**Instruction**
Give the listing again in full, exactly as written.

Dataset items
-- BEGIN --

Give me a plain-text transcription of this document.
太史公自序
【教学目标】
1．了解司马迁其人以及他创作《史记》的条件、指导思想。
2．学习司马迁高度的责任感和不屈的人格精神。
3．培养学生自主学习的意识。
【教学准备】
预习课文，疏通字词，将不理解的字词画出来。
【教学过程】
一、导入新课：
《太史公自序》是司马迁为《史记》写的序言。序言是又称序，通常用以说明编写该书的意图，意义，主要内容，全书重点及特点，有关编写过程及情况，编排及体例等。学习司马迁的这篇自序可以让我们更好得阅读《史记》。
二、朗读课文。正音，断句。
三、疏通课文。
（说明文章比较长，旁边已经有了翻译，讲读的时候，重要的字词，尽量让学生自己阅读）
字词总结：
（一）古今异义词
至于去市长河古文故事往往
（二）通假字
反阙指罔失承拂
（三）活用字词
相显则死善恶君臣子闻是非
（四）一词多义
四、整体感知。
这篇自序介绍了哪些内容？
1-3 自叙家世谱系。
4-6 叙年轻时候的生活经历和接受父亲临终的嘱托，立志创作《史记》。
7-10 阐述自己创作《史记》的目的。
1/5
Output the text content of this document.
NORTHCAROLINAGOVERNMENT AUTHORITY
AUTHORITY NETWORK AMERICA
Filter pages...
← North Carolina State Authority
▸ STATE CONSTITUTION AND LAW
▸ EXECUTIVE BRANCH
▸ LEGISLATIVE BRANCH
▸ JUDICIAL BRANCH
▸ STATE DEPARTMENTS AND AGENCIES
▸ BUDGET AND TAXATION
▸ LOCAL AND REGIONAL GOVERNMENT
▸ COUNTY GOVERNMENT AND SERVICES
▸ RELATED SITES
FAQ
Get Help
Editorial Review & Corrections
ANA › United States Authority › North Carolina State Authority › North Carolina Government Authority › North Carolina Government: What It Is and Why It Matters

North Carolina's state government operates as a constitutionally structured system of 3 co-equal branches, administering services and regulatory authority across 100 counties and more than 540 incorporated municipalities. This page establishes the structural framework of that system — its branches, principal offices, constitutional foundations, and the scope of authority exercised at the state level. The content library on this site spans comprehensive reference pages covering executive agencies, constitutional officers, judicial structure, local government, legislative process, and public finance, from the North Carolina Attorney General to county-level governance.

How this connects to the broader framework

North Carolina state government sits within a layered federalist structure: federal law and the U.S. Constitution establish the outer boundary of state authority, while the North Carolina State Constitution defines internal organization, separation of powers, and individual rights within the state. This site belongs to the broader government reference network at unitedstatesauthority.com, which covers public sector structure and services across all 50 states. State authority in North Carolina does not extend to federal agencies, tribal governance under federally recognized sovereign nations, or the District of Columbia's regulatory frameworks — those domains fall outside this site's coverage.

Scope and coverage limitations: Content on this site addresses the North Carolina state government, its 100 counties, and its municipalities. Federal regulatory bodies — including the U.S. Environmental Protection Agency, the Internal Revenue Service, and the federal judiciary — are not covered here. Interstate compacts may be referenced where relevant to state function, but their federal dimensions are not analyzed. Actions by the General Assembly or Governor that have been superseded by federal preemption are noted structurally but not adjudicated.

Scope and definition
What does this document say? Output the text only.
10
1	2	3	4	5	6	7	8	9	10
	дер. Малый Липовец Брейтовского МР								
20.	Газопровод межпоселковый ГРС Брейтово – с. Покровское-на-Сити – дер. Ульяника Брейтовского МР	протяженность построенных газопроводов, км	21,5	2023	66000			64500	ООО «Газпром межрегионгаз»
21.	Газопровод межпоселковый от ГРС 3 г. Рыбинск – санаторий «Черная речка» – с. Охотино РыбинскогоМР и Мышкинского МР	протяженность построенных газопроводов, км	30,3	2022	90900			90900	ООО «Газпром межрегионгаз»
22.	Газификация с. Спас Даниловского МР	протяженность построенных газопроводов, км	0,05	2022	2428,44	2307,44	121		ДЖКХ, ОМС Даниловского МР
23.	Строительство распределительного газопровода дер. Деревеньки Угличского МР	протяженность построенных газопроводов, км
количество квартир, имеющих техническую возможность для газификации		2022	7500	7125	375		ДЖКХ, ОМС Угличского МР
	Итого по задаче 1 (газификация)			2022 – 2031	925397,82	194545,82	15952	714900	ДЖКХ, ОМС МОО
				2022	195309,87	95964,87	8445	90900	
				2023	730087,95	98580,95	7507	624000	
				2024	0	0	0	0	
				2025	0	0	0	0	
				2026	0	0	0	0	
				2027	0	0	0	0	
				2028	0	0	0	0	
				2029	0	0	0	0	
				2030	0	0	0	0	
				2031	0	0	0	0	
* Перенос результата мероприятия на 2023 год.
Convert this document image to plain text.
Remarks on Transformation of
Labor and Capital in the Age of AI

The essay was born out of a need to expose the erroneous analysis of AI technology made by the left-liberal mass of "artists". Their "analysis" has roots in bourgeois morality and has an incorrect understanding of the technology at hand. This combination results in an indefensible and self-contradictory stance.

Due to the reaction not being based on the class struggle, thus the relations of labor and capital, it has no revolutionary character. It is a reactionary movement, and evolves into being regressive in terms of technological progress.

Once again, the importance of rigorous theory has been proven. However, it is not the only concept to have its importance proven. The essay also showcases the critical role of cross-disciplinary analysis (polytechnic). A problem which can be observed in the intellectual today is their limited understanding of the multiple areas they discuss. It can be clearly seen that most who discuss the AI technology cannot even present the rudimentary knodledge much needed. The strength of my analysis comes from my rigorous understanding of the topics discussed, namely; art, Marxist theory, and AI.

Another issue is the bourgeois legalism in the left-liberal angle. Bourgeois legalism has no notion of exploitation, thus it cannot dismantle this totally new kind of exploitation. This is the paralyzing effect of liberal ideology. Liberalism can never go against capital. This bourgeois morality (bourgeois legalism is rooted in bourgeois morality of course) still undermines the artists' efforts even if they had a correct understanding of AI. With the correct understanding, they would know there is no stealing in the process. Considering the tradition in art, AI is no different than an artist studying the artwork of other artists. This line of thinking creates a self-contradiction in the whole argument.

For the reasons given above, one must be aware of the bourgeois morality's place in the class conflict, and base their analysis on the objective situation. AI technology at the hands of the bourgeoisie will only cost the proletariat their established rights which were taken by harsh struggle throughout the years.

-- END --

**Result for this exercise**
Give me a plain-text transcription of this document.
太史公自序
【教学目标】
1．了解司马迁其人以及他创作《史记》的条件、指导思想。
2．学习司马迁高度的责任感和不屈的人格精神。
3．培养学生自主学习的意识。
【教学准备】
预习课文，疏通字词，将不理解的字词画出来。
【教学过程】
一、导入新课：
《太史公自序》是司马迁为《史记》写的序言。序言是又称序，通常用以说明编写该书的意图，意义，主要内容，全书重点及特点，有关编写过程及情况，编排及体例等。学习司马迁的这篇自序可以让我们更好得阅读《史记》。
二、朗读课文。正音，断句。
三、疏通课文。
（说明文章比较长，旁边已经有了翻译，讲读的时候，重要的字词，尽量让学生自己阅读）
字词总结：
（一）古今异义词
至于去市长河古文故事往往
（二）通假字
反阙指罔失承拂
（三）活用字词
相显则死善恶君臣子闻是非
（四）一词多义
四、整体感知。
这篇自序介绍了哪些内容？
1-3 自叙家世谱系。
4-6 叙年轻时候的生活经历和接受父亲临终的嘱托，立志创作《史记》。
7-10 阐述自己创作《史记》的目的。
1/5
Output the text content of this document.
NORTHCAROLINAGOVERNMENT AUTHORITY
AUTHORITY NETWORK AMERICA
Filter pages...
← North Carolina State Authority
▸ STATE CONSTITUTION AND LAW
▸ EXECUTIVE BRANCH
▸ LEGISLATIVE BRANCH
▸ JUDICIAL BRANCH
▸ STATE DEPARTMENTS AND AGENCIES
▸ BUDGET AND TAXATION
▸ LOCAL AND REGIONAL GOVERNMENT
▸ COUNTY GOVERNMENT AND SERVICES
▸ RELATED SITES
FAQ
Get Help
Editorial Review & Corrections
ANA › United States Authority › North Carolina State Authority › North Carolina Government Authority › North Carolina Government: What It Is and Why It Matters

North Carolina's state government operates as a constitutionally structured system of 3 co-equal branches, administering services and regulatory authority across 100 counties and more than 540 incorporated municipalities. This page establishes the structural framework of that system — its branches, principal offices, constitutional foundations, and the scope of authority exercised at the state level. The content library on this site spans comprehensive reference pages covering executive agencies, constitutional officers, judicial structure, local government, legislative process, and public finance, from the North Carolina Attorney General to county-level governance.

How this connects to the broader framework

North Carolina state government sits within a layered federalist structure: federal law and the U.S. Constitution establish the outer boundary of state authority, while the North Carolina State Constitution defines internal organization, separation of powers, and individual rights within the state. This site belongs to the broader government reference network at unitedstatesauthority.com, which covers public sector structure and services across all 50 states. State authority in North Carolina does not extend to federal agencies, tribal governance under federally recognized sovereign nations, or the District of Columbia's regulatory frameworks — those domains fall outside this site's coverage.

Scope and coverage limitations: Content on this site addresses the North Carolina state government, its 100 counties, and its municipalities. Federal regulatory bodies — including the U.S. Environmental Protection Agency, the Internal Revenue Service, and the federal judiciary — are not covered here. Interstate compacts may be referenced where relevant to state function, but their federal dimensions are not analyzed. Actions by the General Assembly or Governor that have been superseded by federal preemption are noted structurally but not adjudicated.

Scope and definition
What does this document say? Output the text only.
10
1	2	3	4	5	6	7	8	9	10
	дер. Малый Липовец Брейтовского МР								
20.	Газопровод межпоселковый ГРС Брейтово – с. Покровское-на-Сити – дер. Ульяника Брейтовского МР	протяженность построенных газопроводов, км	21,5	2023	66000			64500	ООО «Газпром межрегионгаз»
21.	Газопровод межпоселковый от ГРС 3 г. Рыбинск – санаторий «Черная речка» – с. Охотино РыбинскогоМР и Мышкинского МР	протяженность построенных газопроводов, км	30,3	2022	90900			90900	ООО «Газпром межрегионгаз»
22.	Газификация с. Спас Даниловского МР	протяженность построенных газопроводов, км	0,05	2022	2428,44	2307,44	121		ДЖКХ, ОМС Даниловского МР
23.	Строительство распределительного газопровода дер. Деревеньки Угличского МР	протяженность построенных газопроводов, км
количество квартир, имеющих техническую возможность для газификации		2022	7500	7125	375		ДЖКХ, ОМС Угличского МР
	Итого по задаче 1 (газификация)			2022 – 2031	925397,82	194545,82	15952	714900	ДЖКХ, ОМС МОО
				2022	195309,87	95964,87	8445	90900	
				2023	730087,95	98580,95	7507	624000	
				2024	0	0	0	0	
				2025	0	0	0	0	
				2026	0	0	0	0	
				2027	0	0	0	0	
				2028	0	0	0	0	
				2029	0	0	0	0	
				2030	0	0	0	0	
				2031	0	0	0	0	
* Перенос результата мероприятия на 2023 год.
Convert this document image to plain text.
Remarks on Transformation of
Labor and Capital in the Age of AI

The essay was born out of a need to expose the erroneous analysis of AI technology made by the left-liberal mass of "artists". Their "analysis" has roots in bourgeois morality and has an incorrect understanding of the technology at hand. This combination results in an indefensible and self-contradictory stance.

Due to the reaction not being based on the class struggle, thus the relations of labor and capital, it has no revolutionary character. It is a reactionary movement, and evolves into being regressive in terms of technological progress.

Once again, the importance of rigorous theory has been proven. However, it is not the only concept to have its importance proven. The essay also showcases the critical role of cross-disciplinary analysis (polytechnic). A problem which can be observed in the intellectual today is their limited understanding of the multiple areas they discuss. It can be clearly seen that most who discuss the AI technology cannot even present the rudimentary knodledge much needed. The strength of my analysis comes from my rigorous understanding of the topics discussed, namely; art, Marxist theory, and AI.

Another issue is the bourgeois legalism in the left-liberal angle. Bourgeois legalism has no notion of exploitation, thus it cannot dismantle this totally new kind of exploitation. This is the paralyzing effect of liberal ideology. Liberalism can never go against capital. This bourgeois morality (bourgeois legalism is rooted in bourgeois morality of course) still undermines the artists' efforts even if they had a correct understanding of AI. With the correct understanding, they would know there is no stealing in the process. Considering the tradition in art, AI is no different than an artist studying the artwork of other artists. This line of thinking creates a self-contradiction in the whole argument.

For the reasons given above, one must be aware of the bourgeois morality's place in the class conflict, and base their analysis on the objective situation. AI technology at the hands of the bourgeoisie will only cost the proletariat their established rights which were taken by harsh struggle throughout the years.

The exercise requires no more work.